> _YOUR TASK_
Pick out every line with the word "postgiro" and copy it.

-.-.-

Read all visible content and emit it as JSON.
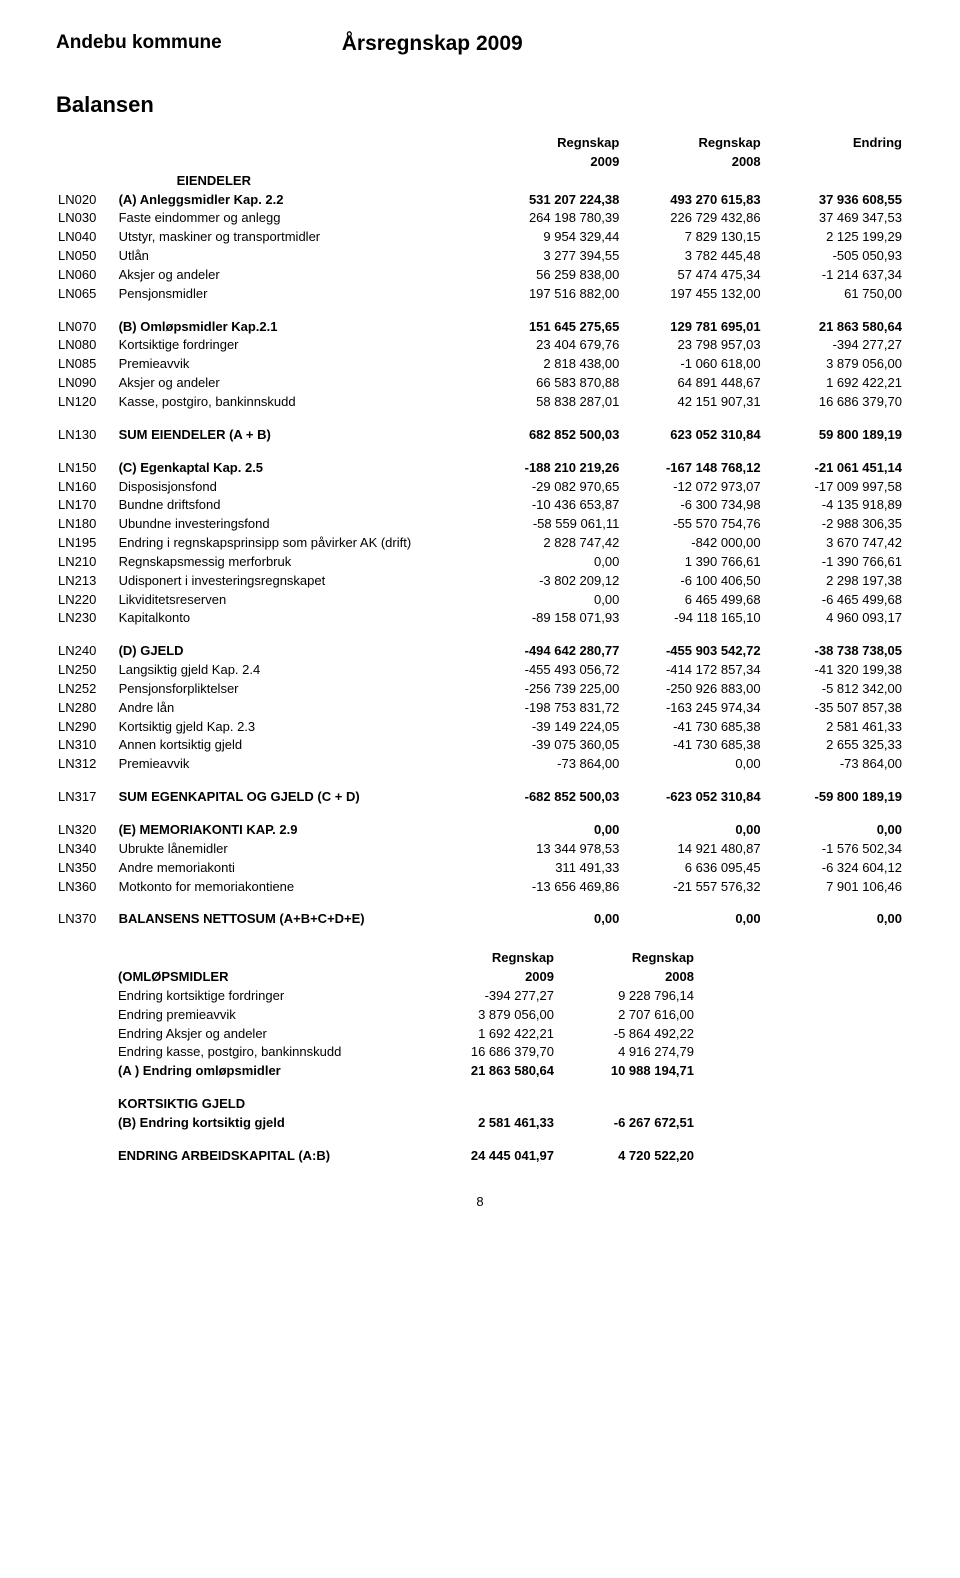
{
  "header": {
    "org": "Andebu kommune",
    "title": "Årsregnskap 2009"
  },
  "section_title": "Balansen",
  "col_headers": {
    "c1": "Regnskap",
    "c1b": "2009",
    "c2": "Regnskap",
    "c2b": "2008",
    "c3": "Endring"
  },
  "groups": [
    {
      "type": "heading",
      "code": "",
      "label": "EIENDELER"
    },
    {
      "code": "LN020",
      "label": "(A) Anleggsmidler Kap. 2.2",
      "bold": true,
      "v1": "531 207 224,38",
      "v2": "493 270 615,83",
      "v3": "37 936 608,55"
    },
    {
      "code": "LN030",
      "label": "Faste eindommer og anlegg",
      "v1": "264 198 780,39",
      "v2": "226 729 432,86",
      "v3": "37 469 347,53"
    },
    {
      "code": "LN040",
      "label": "Utstyr, maskiner og transportmidler",
      "v1": "9 954 329,44",
      "v2": "7 829 130,15",
      "v3": "2 125 199,29"
    },
    {
      "code": "LN050",
      "label": "Utlån",
      "v1": "3 277 394,55",
      "v2": "3 782 445,48",
      "v3": "-505 050,93"
    },
    {
      "code": "LN060",
      "label": "Aksjer og andeler",
      "v1": "56 259 838,00",
      "v2": "57 474 475,34",
      "v3": "-1 214 637,34"
    },
    {
      "code": "LN065",
      "label": "Pensjonsmidler",
      "v1": "197 516 882,00",
      "v2": "197 455 132,00",
      "v3": "61 750,00"
    },
    {
      "type": "spacer"
    },
    {
      "code": "LN070",
      "label": "(B) Omløpsmidler Kap.2.1",
      "bold": true,
      "v1": "151 645 275,65",
      "v2": "129 781 695,01",
      "v3": "21 863 580,64"
    },
    {
      "code": "LN080",
      "label": "Kortsiktige fordringer",
      "v1": "23 404 679,76",
      "v2": "23 798 957,03",
      "v3": "-394 277,27"
    },
    {
      "code": "LN085",
      "label": "Premieavvik",
      "v1": "2 818 438,00",
      "v2": "-1 060 618,00",
      "v3": "3 879 056,00"
    },
    {
      "code": "LN090",
      "label": "Aksjer og andeler",
      "v1": "66 583 870,88",
      "v2": "64 891 448,67",
      "v3": "1 692 422,21"
    },
    {
      "code": "LN120",
      "label": "Kasse, postgiro, bankinnskudd",
      "v1": "58 838 287,01",
      "v2": "42 151 907,31",
      "v3": "16 686 379,70"
    },
    {
      "type": "spacer"
    },
    {
      "code": "LN130",
      "label": "SUM EIENDELER (A + B)",
      "bold": true,
      "v1": "682 852 500,03",
      "v2": "623 052 310,84",
      "v3": "59 800 189,19"
    },
    {
      "type": "spacer"
    },
    {
      "code": "LN150",
      "label": "(C) Egenkaptal Kap. 2.5",
      "bold": true,
      "v1": "-188 210 219,26",
      "v2": "-167 148 768,12",
      "v3": "-21 061 451,14"
    },
    {
      "code": "LN160",
      "label": "Disposisjonsfond",
      "v1": "-29 082 970,65",
      "v2": "-12 072 973,07",
      "v3": "-17 009 997,58"
    },
    {
      "code": "LN170",
      "label": "Bundne driftsfond",
      "v1": "-10 436 653,87",
      "v2": "-6 300 734,98",
      "v3": "-4 135 918,89"
    },
    {
      "code": "LN180",
      "label": "Ubundne investeringsfond",
      "v1": "-58 559 061,11",
      "v2": "-55 570 754,76",
      "v3": "-2 988 306,35"
    },
    {
      "code": "LN195",
      "label": "Endring i regnskapsprinsipp som påvirker AK (drift)",
      "v1": "2 828 747,42",
      "v2": "-842 000,00",
      "v3": "3 670 747,42"
    },
    {
      "code": "LN210",
      "label": "Regnskapsmessig merforbruk",
      "v1": "0,00",
      "v2": "1 390 766,61",
      "v3": "-1 390 766,61"
    },
    {
      "code": "LN213",
      "label": "Udisponert i investeringsregnskapet",
      "v1": "-3 802 209,12",
      "v2": "-6 100 406,50",
      "v3": "2 298 197,38"
    },
    {
      "code": "LN220",
      "label": "Likviditetsreserven",
      "v1": "0,00",
      "v2": "6 465 499,68",
      "v3": "-6 465 499,68"
    },
    {
      "code": "LN230",
      "label": "Kapitalkonto",
      "v1": "-89 158 071,93",
      "v2": "-94 118 165,10",
      "v3": "4 960 093,17"
    },
    {
      "type": "spacer"
    },
    {
      "code": "LN240",
      "label": "(D) GJELD",
      "bold": true,
      "v1": "-494 642 280,77",
      "v2": "-455 903 542,72",
      "v3": "-38 738 738,05"
    },
    {
      "code": "LN250",
      "label": "Langsiktig gjeld Kap. 2.4",
      "v1": "-455 493 056,72",
      "v2": "-414 172 857,34",
      "v3": "-41 320 199,38"
    },
    {
      "code": "LN252",
      "label": "Pensjonsforpliktelser",
      "v1": "-256 739 225,00",
      "v2": "-250 926 883,00",
      "v3": "-5 812 342,00"
    },
    {
      "code": "LN280",
      "label": "Andre lån",
      "v1": "-198 753 831,72",
      "v2": "-163 245 974,34",
      "v3": "-35 507 857,38"
    },
    {
      "code": "LN290",
      "label": "Kortsiktig gjeld Kap. 2.3",
      "v1": "-39 149 224,05",
      "v2": "-41 730 685,38",
      "v3": "2 581 461,33"
    },
    {
      "code": "LN310",
      "label": "Annen kortsiktig gjeld",
      "v1": "-39 075 360,05",
      "v2": "-41 730 685,38",
      "v3": "2 655 325,33"
    },
    {
      "code": "LN312",
      "label": "Premieavvik",
      "v1": "-73 864,00",
      "v2": "0,00",
      "v3": "-73 864,00"
    },
    {
      "type": "spacer"
    },
    {
      "code": "LN317",
      "label": "SUM EGENKAPITAL OG GJELD (C + D)",
      "bold": true,
      "v1": "-682 852 500,03",
      "v2": "-623 052 310,84",
      "v3": "-59 800 189,19"
    },
    {
      "type": "spacer"
    },
    {
      "code": "LN320",
      "label": "(E) MEMORIAKONTI KAP.  2.9",
      "bold": true,
      "v1": "0,00",
      "v2": "0,00",
      "v3": "0,00"
    },
    {
      "code": "LN340",
      "label": "Ubrukte lånemidler",
      "v1": "13 344 978,53",
      "v2": "14 921 480,87",
      "v3": "-1 576 502,34"
    },
    {
      "code": "LN350",
      "label": "Andre memoriakonti",
      "v1": "311 491,33",
      "v2": "6 636 095,45",
      "v3": "-6 324 604,12"
    },
    {
      "code": "LN360",
      "label": "Motkonto for memoriakontiene",
      "v1": "-13 656 469,86",
      "v2": "-21 557 576,32",
      "v3": "7 901 106,46"
    },
    {
      "type": "spacer"
    },
    {
      "code": "LN370",
      "label": "BALANSENS NETTOSUM (A+B+C+D+E)",
      "bold": true,
      "v1": "0,00",
      "v2": "0,00",
      "v3": "0,00"
    }
  ],
  "section2": {
    "col_headers": {
      "c1": "Regnskap",
      "c1b": "2009",
      "c2": "Regnskap",
      "c2b": "2008"
    },
    "rows": [
      {
        "label": "(OMLØPSMIDLER",
        "bold": true,
        "is_head_row": true
      },
      {
        "label": "Endring kortsiktige fordringer",
        "v1": "-394 277,27",
        "v2": "9 228 796,14"
      },
      {
        "label": "Endring premieavvik",
        "v1": "3 879 056,00",
        "v2": "2 707 616,00"
      },
      {
        "label": "Endring Aksjer og andeler",
        "v1": "1 692 422,21",
        "v2": "-5 864 492,22"
      },
      {
        "label": "Endring kasse, postgiro, bankinnskudd",
        "v1": "16 686 379,70",
        "v2": "4 916 274,79"
      },
      {
        "label": "(A ) Endring omløpsmidler",
        "bold": true,
        "v1": "21 863 580,64",
        "v2": "10 988 194,71"
      },
      {
        "type": "spacer"
      },
      {
        "label": "KORTSIKTIG GJELD",
        "bold": true
      },
      {
        "label": "(B) Endring kortsiktig gjeld",
        "bold": true,
        "v1": "2 581 461,33",
        "v2": "-6 267 672,51"
      },
      {
        "type": "spacer"
      },
      {
        "label": "ENDRING ARBEIDSKAPITAL (A:B)",
        "bold": true,
        "v1": "24 445 041,97",
        "v2": "4 720 522,20"
      }
    ]
  },
  "pagenum": "8"
}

-.-.-

> _REPLY_
      "label": "Kasse, postgiro, bankinnskudd",
        "label": "Endring kasse, postgiro, bankinnskudd",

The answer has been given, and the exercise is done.